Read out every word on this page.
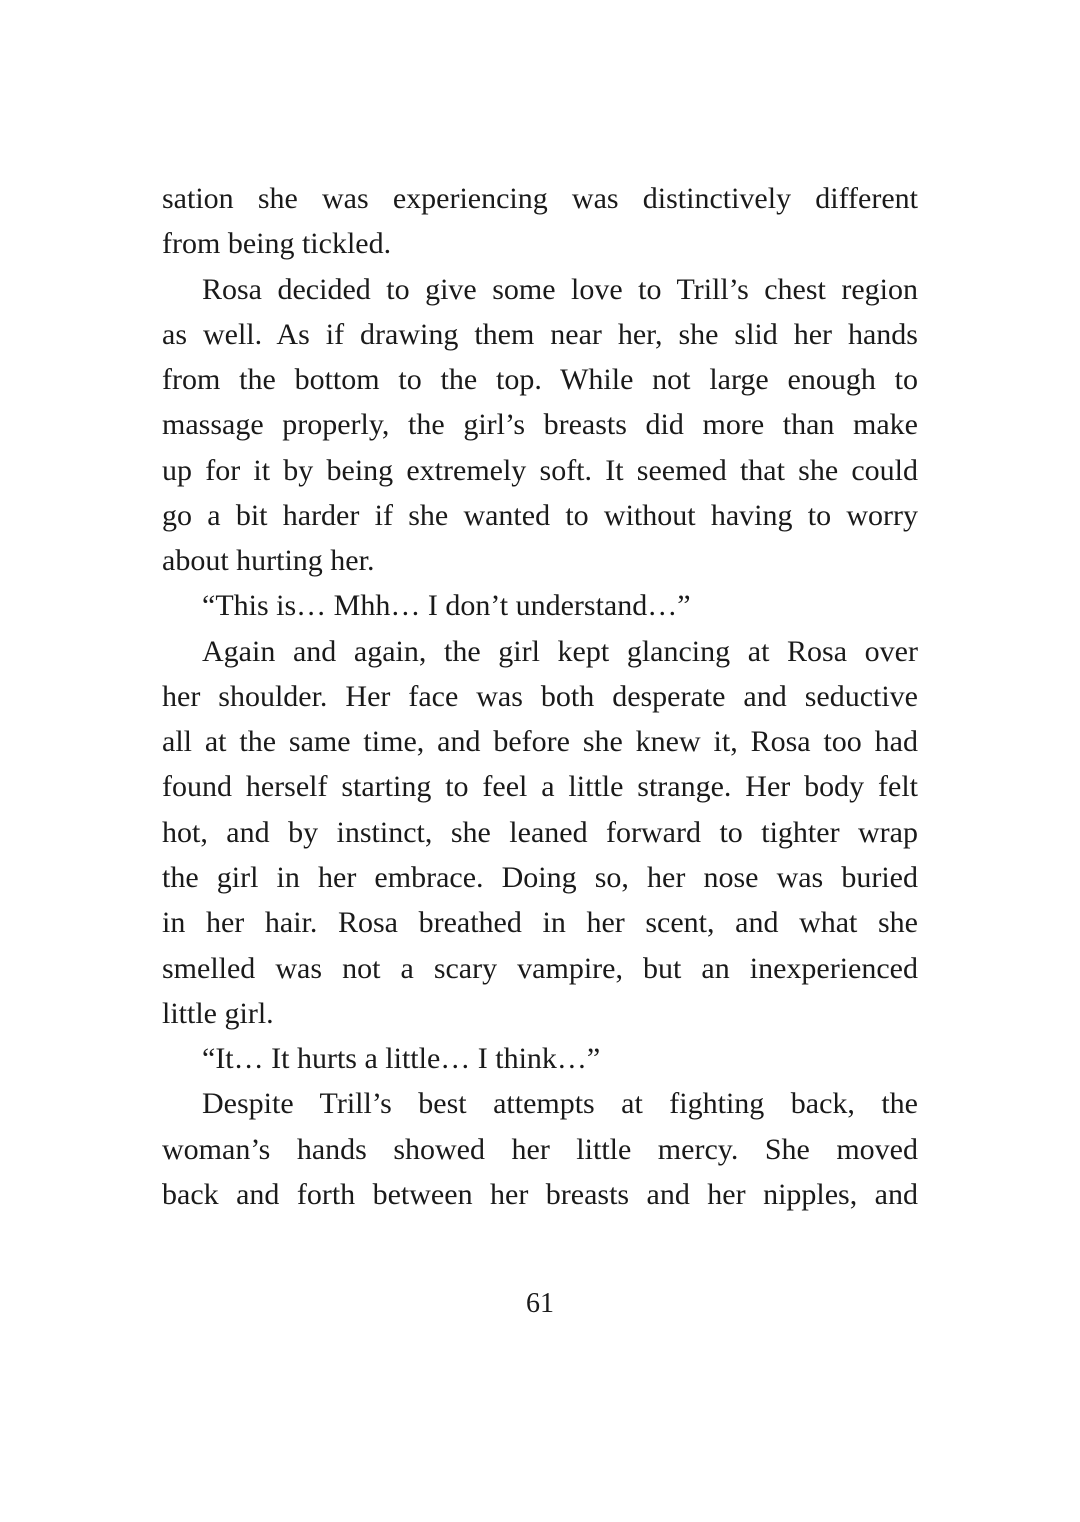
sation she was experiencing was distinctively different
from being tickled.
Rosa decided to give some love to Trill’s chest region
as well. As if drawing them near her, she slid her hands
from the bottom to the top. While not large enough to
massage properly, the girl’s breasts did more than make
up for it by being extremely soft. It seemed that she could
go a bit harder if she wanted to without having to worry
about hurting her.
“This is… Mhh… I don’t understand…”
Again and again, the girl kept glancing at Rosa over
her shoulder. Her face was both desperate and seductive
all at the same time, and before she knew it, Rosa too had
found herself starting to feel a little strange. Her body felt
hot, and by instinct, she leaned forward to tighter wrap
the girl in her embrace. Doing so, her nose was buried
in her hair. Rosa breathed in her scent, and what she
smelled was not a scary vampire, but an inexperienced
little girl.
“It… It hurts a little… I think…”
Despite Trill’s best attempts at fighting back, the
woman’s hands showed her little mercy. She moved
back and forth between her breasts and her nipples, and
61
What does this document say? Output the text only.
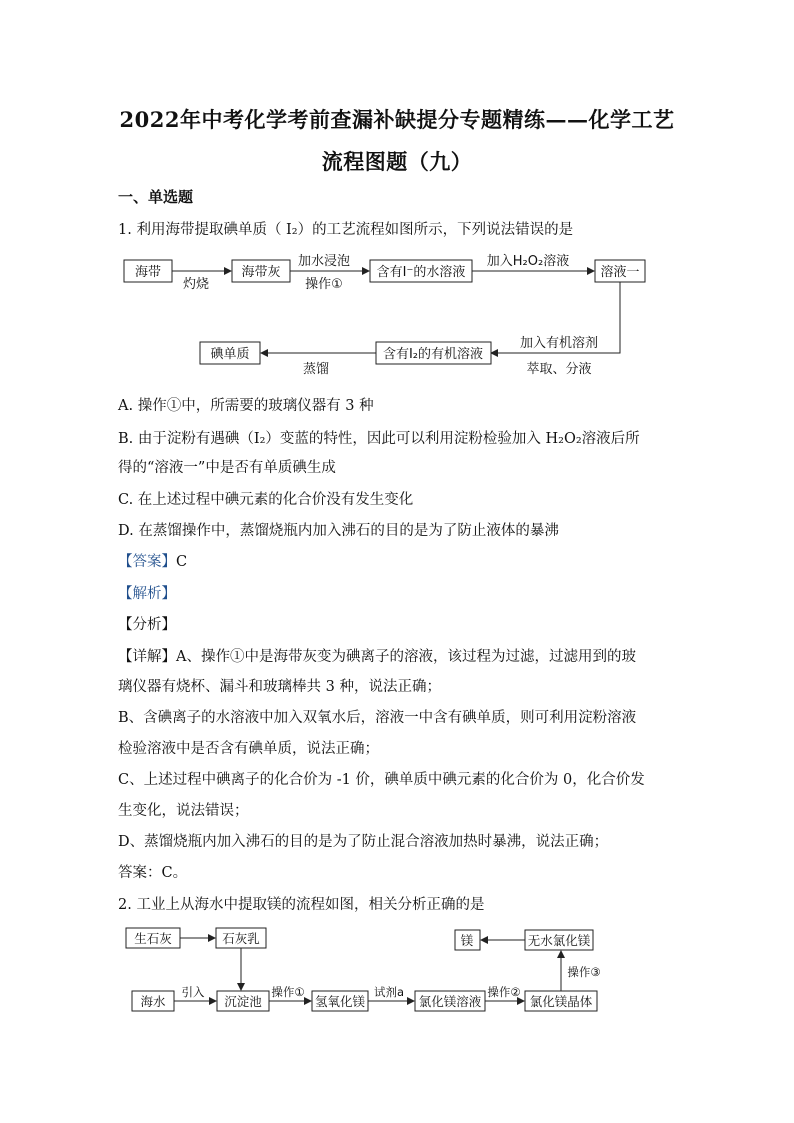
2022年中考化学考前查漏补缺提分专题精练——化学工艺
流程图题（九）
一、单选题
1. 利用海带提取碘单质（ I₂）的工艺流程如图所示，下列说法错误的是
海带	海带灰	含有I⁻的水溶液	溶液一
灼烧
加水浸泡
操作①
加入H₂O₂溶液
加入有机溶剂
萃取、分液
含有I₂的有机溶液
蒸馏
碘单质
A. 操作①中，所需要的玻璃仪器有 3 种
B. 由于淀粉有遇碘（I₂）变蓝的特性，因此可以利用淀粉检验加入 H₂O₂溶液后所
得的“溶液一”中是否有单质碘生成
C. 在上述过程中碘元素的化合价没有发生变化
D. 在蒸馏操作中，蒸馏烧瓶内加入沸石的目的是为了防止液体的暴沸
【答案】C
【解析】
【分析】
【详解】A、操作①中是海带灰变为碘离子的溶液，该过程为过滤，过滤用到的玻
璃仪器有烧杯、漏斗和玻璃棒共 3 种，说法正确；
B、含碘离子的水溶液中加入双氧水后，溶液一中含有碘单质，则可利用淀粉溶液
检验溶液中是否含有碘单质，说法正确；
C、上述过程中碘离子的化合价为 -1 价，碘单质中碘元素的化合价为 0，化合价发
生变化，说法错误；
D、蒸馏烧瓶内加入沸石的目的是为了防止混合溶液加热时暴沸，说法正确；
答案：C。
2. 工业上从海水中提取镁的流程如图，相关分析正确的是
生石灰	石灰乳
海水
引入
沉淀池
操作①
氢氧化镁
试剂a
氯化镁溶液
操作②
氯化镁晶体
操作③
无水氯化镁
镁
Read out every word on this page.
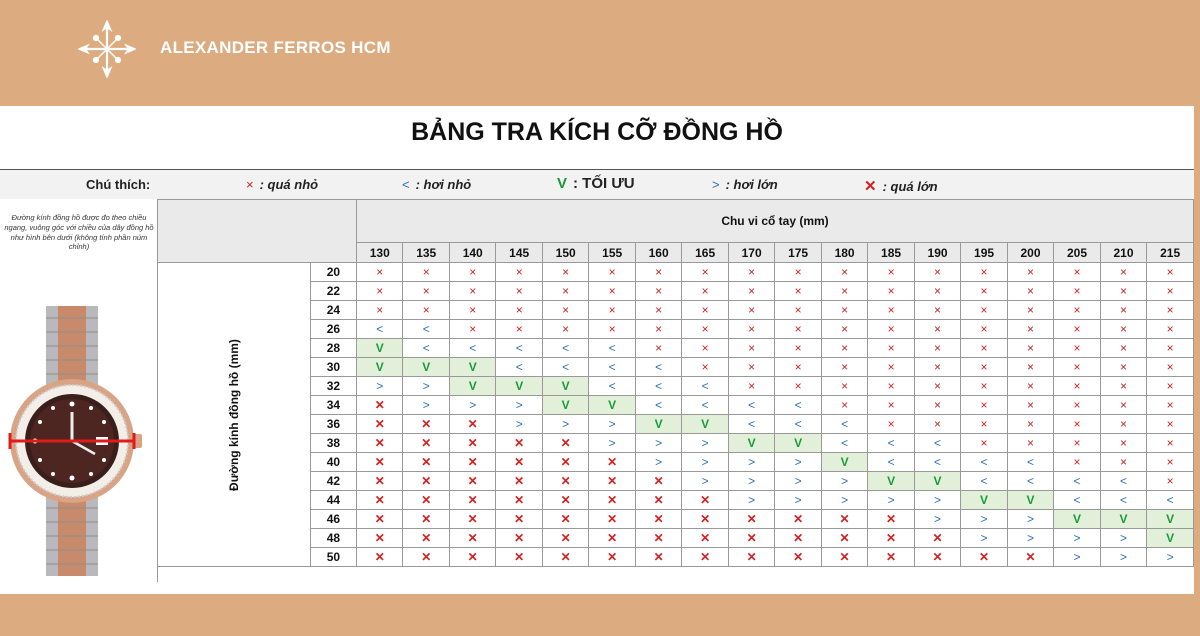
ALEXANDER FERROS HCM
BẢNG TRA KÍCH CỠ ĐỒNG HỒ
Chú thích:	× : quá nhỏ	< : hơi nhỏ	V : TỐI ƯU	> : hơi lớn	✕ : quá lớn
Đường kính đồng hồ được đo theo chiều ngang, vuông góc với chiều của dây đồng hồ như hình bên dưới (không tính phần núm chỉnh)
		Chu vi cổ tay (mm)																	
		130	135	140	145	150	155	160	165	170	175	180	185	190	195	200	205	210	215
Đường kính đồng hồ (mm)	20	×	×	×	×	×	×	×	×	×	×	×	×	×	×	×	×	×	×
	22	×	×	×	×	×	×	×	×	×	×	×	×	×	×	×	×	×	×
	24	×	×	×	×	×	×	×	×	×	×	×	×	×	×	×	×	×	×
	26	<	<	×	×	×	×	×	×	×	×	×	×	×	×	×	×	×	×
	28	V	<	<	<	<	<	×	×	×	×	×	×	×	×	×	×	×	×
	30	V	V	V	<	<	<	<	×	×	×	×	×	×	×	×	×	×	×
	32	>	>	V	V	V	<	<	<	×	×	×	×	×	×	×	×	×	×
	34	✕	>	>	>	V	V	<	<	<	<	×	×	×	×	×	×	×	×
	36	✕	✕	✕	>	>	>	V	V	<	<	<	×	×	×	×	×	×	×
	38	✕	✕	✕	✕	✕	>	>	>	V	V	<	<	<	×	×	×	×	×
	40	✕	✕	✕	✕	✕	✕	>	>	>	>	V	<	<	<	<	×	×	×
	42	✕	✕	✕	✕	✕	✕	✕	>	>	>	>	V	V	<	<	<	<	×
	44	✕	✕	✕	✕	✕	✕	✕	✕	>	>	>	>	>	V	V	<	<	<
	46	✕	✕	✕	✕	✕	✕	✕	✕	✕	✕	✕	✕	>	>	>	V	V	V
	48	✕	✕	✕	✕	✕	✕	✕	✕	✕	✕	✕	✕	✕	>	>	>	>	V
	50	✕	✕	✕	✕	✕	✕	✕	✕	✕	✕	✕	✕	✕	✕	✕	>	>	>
------------
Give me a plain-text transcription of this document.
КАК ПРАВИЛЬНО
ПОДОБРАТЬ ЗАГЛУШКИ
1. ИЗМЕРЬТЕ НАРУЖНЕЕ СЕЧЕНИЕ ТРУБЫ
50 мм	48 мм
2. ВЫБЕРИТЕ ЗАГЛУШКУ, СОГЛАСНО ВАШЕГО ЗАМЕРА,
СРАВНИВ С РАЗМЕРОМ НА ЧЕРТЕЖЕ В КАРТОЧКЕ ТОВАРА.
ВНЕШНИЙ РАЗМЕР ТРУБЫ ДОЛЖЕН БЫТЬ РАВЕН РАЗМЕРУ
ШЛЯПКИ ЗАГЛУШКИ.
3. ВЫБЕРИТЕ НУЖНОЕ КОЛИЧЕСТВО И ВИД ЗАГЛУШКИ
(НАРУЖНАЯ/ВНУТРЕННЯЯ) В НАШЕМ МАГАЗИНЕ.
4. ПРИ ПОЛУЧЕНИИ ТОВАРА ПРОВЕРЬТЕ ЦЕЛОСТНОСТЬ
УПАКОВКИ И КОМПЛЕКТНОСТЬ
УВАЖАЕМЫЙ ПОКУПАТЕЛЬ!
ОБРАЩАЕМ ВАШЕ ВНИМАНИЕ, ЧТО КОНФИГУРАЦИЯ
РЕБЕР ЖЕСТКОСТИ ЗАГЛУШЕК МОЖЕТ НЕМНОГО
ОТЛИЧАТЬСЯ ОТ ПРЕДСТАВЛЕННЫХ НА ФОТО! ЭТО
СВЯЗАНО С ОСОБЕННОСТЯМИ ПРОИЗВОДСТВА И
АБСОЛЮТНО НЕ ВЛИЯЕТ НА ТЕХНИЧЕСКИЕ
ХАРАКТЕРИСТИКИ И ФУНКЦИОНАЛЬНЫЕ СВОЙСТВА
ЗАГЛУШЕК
------------
(Given request) Filter the records above and return every line that holds the word "ВЫБЕРИТЕ".

(Finished answer)
2. ВЫБЕРИТЕ ЗАГЛУШКУ, СОГЛАСНО ВАШЕГО ЗАМЕРА,
3. ВЫБЕРИТЕ НУЖНОЕ КОЛИЧЕСТВО И ВИД ЗАГЛУШКИ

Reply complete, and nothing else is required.